• [YOUR TASK]: Lay out every entry from the line containing "candle-body: [525, 237, 529, 242]" down to the line containing "candle-body: [153, 189, 157, 205]", both included, as a JSON list of strings with one string per line, leaving out any blank lines.
▽
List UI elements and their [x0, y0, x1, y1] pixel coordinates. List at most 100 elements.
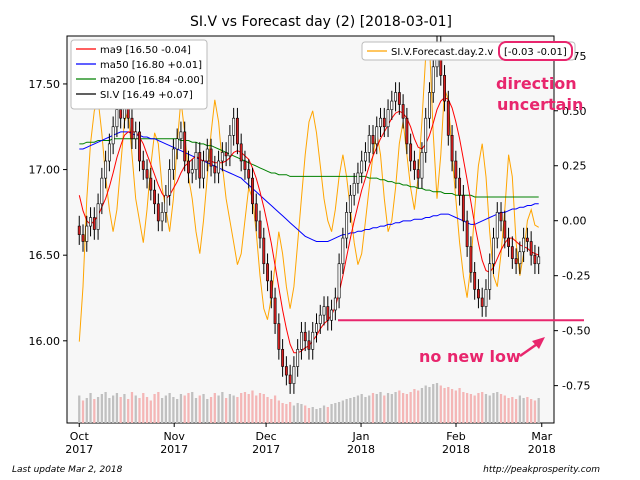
candle-body: [525, 237, 529, 242]
volume-bar: [511, 397, 514, 423]
candle-body: [89, 217, 92, 227]
volume-bar: [533, 400, 537, 423]
candle-body: [412, 160, 416, 170]
volume-bar: [236, 397, 239, 423]
volume-bar: [221, 392, 224, 423]
y2-tick-label: 0.25: [562, 160, 587, 173]
volume-bar: [176, 399, 179, 423]
volume-bar: [247, 394, 250, 423]
volume-bar: [307, 408, 311, 423]
candle-body: [510, 246, 514, 259]
candle-body: [153, 189, 157, 205]
legend-label: SI.V [16.49 +0.07]: [100, 90, 193, 101]
candle-body: [107, 143, 111, 162]
volume-bar: [119, 397, 122, 423]
legend-label: ma9 [16.50 -0.04]: [100, 45, 191, 56]
candle-body: [450, 135, 454, 162]
candle-body: [171, 148, 175, 170]
volume-bar: [518, 395, 521, 423]
candle-body: [258, 220, 262, 239]
candle-body: [409, 143, 413, 162]
candle-body: [507, 237, 510, 247]
candle-body: [175, 138, 179, 150]
candle-body: [85, 225, 89, 242]
candle-body: [262, 237, 266, 265]
x-tick-month: Feb: [446, 430, 465, 443]
volume-bar: [292, 405, 296, 423]
y2-tick-label: -0.25: [562, 270, 590, 283]
x-tick-year: 2017: [252, 443, 280, 456]
candle-body: [322, 306, 326, 316]
candle-body: [315, 323, 318, 333]
volume-bar: [526, 397, 529, 423]
candle-body: [424, 117, 428, 153]
x-tick-year: 2018: [347, 443, 375, 456]
candle-body: [503, 220, 507, 239]
candle-body: [281, 349, 285, 367]
volume-bar: [202, 394, 205, 423]
forecast-value-highlight: [498, 41, 573, 61]
candle-body: [202, 160, 205, 179]
x-tick-month: Mar: [531, 430, 552, 443]
volume-bar: [401, 393, 405, 423]
x-tick-month: Jan: [352, 430, 370, 443]
annotations: direction uncertain no new low: [338, 41, 584, 366]
candle-body: [529, 241, 533, 256]
candle-body: [348, 194, 352, 213]
volume-bar: [326, 407, 329, 423]
candle-body: [273, 297, 277, 324]
y-tick-label: 17.00: [29, 164, 61, 177]
volume-bar: [89, 393, 92, 423]
candle-body: [431, 66, 435, 93]
forecast-legend-value: [-0.03 -0.01]: [504, 47, 567, 58]
volume-bar: [447, 387, 450, 423]
volume-bar: [522, 398, 525, 423]
candle-body: [209, 148, 213, 167]
volume-bar: [428, 387, 431, 423]
forecast-legend-box: [361, 41, 576, 61]
candle-body: [168, 169, 172, 196]
volume-bar: [224, 398, 228, 423]
volume-bar: [258, 393, 262, 423]
legends: ma9 [16.50 -0.04] ma50 [16.80 +0.01] ma200…: [70, 39, 576, 110]
x-tick-year: 2017: [65, 443, 93, 456]
candle-body: [352, 182, 356, 196]
candle-body: [379, 117, 382, 128]
legend-label: ma50 [16.80 +0.01]: [100, 60, 202, 71]
volume-bar: [164, 395, 167, 423]
footer-update: Last update Mar 2, 2018: [12, 465, 123, 475]
forecast-layer: [78, 44, 539, 342]
volume-bar: [206, 399, 209, 423]
volume-bar: [409, 392, 412, 423]
volume-bar: [311, 407, 314, 423]
candle-body: [514, 258, 518, 265]
volume-bar: [127, 399, 130, 423]
volume-bar: [364, 397, 367, 423]
volume-bar: [341, 400, 344, 423]
y2-tick-label: -0.50: [562, 325, 590, 338]
volume-bar: [371, 393, 375, 423]
candle-body: [100, 177, 104, 205]
candle-body: [484, 289, 488, 307]
candle-body: [284, 366, 288, 376]
volume-bar: [390, 394, 393, 423]
volume-bar: [330, 404, 333, 423]
candle-body: [156, 203, 160, 222]
volume-bar: [420, 388, 424, 423]
volume-bar: [209, 397, 213, 423]
candle-body: [401, 104, 405, 119]
volume-bar: [168, 393, 171, 423]
candle-body: [382, 117, 386, 128]
volume-bar: [172, 397, 175, 423]
volume-bar: [337, 402, 341, 423]
volume-bar: [93, 399, 96, 423]
volume-bar: [138, 398, 141, 423]
candle-body: [141, 160, 145, 170]
volume-bar: [537, 398, 540, 423]
candle-body: [187, 160, 190, 174]
volume-bar: [466, 393, 469, 423]
candle-body: [266, 263, 269, 282]
candle-body: [292, 366, 296, 384]
candle-body: [311, 331, 315, 350]
volume-bar: [507, 398, 510, 423]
△
• [TASK RESULT]:
[
  "candle-body: [525, 237, 529, 242]",
  "volume-bar: [511, 397, 514, 423]",
  "candle-body: [89, 217, 92, 227]",
  "volume-bar: [533, 400, 537, 423]",
  "candle-body: [412, 160, 416, 170]",
  "volume-bar: [236, 397, 239, 423]",
  "volume-bar: [221, 392, 224, 423]",
  "y2-tick-label: 0.25: [562, 160, 587, 173]",
  "volume-bar: [176, 399, 179, 423]",
  "volume-bar: [247, 394, 250, 423]",
  "volume-bar: [307, 408, 311, 423]",
  "candle-body: [510, 246, 514, 259]",
  "candle-body: [153, 189, 157, 205]"
]